Given exercise: Copy out word for word the lines from the start of the lines through the line that contains "heading-point: [855, 934, 866, 945]", including both of those lines.

Records from a dataset:
○ ○ ○ ○ ○ ○ ○
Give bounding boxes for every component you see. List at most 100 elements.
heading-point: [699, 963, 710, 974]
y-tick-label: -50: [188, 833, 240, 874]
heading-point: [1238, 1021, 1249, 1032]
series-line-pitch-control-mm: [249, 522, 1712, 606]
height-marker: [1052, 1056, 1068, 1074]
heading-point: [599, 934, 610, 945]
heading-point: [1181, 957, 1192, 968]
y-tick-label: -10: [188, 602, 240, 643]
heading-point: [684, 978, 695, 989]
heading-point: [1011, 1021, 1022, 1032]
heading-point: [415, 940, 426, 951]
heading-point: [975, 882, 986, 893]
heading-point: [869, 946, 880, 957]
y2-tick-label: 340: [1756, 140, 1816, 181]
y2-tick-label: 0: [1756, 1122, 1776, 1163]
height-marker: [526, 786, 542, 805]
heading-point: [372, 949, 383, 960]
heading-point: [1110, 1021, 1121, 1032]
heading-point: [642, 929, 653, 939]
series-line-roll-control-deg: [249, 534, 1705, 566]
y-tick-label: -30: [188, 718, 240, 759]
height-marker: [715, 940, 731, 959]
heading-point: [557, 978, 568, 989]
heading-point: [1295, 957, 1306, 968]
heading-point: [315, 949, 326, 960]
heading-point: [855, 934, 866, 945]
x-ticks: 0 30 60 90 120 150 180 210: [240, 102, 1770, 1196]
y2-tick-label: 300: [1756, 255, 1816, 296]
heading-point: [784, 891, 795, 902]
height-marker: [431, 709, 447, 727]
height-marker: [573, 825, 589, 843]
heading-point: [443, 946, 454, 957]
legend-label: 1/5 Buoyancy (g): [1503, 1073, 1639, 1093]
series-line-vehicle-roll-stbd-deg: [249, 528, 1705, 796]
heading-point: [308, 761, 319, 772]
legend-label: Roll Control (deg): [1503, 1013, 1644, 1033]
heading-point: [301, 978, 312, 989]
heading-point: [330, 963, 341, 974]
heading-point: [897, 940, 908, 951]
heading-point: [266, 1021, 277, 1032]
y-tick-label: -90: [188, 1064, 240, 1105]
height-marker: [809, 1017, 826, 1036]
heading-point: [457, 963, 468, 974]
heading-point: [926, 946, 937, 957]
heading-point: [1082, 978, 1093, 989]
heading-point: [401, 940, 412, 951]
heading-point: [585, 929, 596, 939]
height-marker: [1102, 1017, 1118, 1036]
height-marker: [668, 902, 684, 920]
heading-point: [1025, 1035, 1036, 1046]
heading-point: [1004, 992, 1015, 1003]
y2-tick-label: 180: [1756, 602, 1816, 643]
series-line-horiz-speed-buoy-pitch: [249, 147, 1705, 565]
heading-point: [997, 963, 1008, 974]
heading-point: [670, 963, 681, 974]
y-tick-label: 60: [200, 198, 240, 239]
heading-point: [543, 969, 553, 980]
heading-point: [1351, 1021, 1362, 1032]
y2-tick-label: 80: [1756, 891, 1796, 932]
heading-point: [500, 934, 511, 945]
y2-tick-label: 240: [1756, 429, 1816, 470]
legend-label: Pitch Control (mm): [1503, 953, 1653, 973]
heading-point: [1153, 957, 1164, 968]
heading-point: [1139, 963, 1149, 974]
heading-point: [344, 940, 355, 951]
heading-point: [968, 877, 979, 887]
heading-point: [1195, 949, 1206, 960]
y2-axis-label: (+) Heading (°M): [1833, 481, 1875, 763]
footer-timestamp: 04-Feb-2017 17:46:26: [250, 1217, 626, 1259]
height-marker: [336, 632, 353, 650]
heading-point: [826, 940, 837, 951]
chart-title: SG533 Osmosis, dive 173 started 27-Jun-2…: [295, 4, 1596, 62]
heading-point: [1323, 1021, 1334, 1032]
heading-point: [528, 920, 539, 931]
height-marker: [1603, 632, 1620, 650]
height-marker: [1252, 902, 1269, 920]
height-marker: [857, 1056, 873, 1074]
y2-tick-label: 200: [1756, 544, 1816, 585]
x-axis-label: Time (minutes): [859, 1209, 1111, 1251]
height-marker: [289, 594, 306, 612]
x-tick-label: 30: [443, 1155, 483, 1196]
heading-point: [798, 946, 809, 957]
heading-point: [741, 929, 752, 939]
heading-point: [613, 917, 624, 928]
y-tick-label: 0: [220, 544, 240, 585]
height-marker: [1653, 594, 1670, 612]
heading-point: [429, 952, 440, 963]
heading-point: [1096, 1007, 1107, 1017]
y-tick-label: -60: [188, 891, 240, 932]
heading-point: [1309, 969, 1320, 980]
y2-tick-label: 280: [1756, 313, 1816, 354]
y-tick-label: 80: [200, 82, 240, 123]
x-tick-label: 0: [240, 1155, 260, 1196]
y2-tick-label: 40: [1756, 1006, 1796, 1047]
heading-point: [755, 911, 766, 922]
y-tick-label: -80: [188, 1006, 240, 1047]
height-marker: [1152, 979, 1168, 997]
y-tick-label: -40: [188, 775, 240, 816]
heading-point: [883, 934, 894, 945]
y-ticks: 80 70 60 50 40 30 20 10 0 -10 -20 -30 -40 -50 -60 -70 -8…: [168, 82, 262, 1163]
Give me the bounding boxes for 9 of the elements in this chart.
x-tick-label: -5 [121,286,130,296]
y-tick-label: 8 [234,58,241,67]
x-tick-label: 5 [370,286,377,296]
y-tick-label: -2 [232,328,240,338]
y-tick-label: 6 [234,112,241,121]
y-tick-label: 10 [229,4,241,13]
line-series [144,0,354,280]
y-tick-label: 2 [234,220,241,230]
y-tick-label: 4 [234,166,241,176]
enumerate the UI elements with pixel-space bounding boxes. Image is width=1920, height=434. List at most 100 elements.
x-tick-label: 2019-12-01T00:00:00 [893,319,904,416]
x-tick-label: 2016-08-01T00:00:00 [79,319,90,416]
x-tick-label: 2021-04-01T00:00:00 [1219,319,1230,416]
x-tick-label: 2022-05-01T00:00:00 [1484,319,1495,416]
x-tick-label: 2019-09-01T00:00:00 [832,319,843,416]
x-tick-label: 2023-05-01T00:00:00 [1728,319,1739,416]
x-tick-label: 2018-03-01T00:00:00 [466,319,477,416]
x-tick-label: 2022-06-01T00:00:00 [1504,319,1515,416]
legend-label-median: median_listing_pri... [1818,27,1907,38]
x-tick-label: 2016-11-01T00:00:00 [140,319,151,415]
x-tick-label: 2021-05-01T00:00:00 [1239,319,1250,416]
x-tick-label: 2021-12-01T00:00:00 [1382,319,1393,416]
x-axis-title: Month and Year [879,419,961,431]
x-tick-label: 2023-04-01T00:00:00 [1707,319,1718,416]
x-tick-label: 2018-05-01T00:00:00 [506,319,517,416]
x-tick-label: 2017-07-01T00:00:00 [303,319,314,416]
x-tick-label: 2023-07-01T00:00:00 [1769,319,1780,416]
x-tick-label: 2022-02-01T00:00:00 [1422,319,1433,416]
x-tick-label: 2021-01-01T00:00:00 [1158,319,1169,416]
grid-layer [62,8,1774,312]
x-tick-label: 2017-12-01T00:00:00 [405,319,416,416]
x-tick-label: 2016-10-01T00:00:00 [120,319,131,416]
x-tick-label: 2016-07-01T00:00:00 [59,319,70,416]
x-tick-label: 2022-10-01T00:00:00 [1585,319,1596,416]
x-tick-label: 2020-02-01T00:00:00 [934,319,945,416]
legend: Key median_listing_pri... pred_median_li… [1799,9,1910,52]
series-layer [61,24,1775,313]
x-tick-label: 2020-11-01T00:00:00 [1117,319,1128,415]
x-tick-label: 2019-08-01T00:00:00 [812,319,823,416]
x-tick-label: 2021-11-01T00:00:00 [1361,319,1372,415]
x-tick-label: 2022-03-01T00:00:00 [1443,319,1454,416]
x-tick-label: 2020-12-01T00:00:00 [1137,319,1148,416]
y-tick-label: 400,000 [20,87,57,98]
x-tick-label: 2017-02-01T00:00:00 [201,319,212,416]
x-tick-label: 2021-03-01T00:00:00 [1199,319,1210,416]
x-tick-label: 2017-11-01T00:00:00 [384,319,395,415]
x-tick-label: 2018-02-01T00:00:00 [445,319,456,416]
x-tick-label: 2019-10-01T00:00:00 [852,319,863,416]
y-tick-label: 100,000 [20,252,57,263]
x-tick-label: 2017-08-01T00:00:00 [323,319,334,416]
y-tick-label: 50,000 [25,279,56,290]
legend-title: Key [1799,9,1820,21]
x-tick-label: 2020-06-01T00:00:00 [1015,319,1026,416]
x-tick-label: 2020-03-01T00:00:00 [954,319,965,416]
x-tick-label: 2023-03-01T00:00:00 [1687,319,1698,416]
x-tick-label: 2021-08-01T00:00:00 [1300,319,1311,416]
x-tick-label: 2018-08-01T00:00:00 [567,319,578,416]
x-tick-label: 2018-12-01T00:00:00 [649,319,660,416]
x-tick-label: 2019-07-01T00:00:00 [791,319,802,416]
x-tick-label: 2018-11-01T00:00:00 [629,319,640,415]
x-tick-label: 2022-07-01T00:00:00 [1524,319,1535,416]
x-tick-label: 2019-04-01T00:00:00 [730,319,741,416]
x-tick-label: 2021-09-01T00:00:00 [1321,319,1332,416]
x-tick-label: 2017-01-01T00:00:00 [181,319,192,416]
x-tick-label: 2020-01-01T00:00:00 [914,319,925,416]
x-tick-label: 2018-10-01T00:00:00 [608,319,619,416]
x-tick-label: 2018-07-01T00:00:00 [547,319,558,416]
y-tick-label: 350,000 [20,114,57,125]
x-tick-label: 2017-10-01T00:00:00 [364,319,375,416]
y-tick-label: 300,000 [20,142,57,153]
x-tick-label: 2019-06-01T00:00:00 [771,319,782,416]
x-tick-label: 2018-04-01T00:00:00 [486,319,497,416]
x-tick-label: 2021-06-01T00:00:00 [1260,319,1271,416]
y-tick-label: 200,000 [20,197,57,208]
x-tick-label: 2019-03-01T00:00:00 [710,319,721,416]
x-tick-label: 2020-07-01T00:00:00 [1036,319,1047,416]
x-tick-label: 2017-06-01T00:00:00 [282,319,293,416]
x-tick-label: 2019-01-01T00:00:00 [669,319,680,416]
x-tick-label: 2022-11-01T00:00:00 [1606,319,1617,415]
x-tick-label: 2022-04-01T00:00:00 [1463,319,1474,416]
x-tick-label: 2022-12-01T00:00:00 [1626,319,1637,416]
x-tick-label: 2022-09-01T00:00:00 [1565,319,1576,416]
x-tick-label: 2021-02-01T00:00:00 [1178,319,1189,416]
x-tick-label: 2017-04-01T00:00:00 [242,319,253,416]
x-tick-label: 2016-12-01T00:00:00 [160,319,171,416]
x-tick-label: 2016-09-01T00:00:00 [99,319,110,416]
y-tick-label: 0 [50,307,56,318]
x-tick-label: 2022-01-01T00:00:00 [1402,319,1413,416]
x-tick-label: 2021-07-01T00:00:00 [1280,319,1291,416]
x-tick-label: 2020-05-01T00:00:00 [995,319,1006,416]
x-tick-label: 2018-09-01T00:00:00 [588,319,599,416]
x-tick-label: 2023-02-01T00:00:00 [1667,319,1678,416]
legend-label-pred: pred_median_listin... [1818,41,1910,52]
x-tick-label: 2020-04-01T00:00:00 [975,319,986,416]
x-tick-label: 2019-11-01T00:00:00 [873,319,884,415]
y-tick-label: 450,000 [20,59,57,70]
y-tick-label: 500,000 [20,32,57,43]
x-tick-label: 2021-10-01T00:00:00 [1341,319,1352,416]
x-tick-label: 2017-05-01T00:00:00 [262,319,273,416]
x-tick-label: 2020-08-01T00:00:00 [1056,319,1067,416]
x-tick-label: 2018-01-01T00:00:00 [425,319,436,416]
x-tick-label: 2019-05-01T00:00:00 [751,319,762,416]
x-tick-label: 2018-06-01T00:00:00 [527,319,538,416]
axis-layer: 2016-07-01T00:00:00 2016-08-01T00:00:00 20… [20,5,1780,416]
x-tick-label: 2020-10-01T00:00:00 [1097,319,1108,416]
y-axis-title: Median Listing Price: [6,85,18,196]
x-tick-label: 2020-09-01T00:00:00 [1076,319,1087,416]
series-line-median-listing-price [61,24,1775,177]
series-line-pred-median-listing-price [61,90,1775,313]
○ ○ ○ ○ ○ ○ ○
Exercise solution:
Give bounding boxes for every component you see. List at most 100 elements.
heading-point: [699, 963, 710, 974]
y-tick-label: -50: [188, 833, 240, 874]
heading-point: [1238, 1021, 1249, 1032]
series-line-pitch-control-mm: [249, 522, 1712, 606]
height-marker: [1052, 1056, 1068, 1074]
heading-point: [599, 934, 610, 945]
heading-point: [1181, 957, 1192, 968]
y-tick-label: -10: [188, 602, 240, 643]
heading-point: [684, 978, 695, 989]
heading-point: [1011, 1021, 1022, 1032]
heading-point: [415, 940, 426, 951]
heading-point: [975, 882, 986, 893]
heading-point: [869, 946, 880, 957]
y2-tick-label: 340: [1756, 140, 1816, 181]
y2-tick-label: 0: [1756, 1122, 1776, 1163]
height-marker: [526, 786, 542, 805]
heading-point: [372, 949, 383, 960]
heading-point: [1110, 1021, 1121, 1032]
heading-point: [642, 929, 653, 939]
series-line-roll-control-deg: [249, 534, 1705, 566]
y-tick-label: -30: [188, 718, 240, 759]
height-marker: [715, 940, 731, 959]
heading-point: [557, 978, 568, 989]
heading-point: [1295, 957, 1306, 968]
heading-point: [315, 949, 326, 960]
heading-point: [855, 934, 866, 945]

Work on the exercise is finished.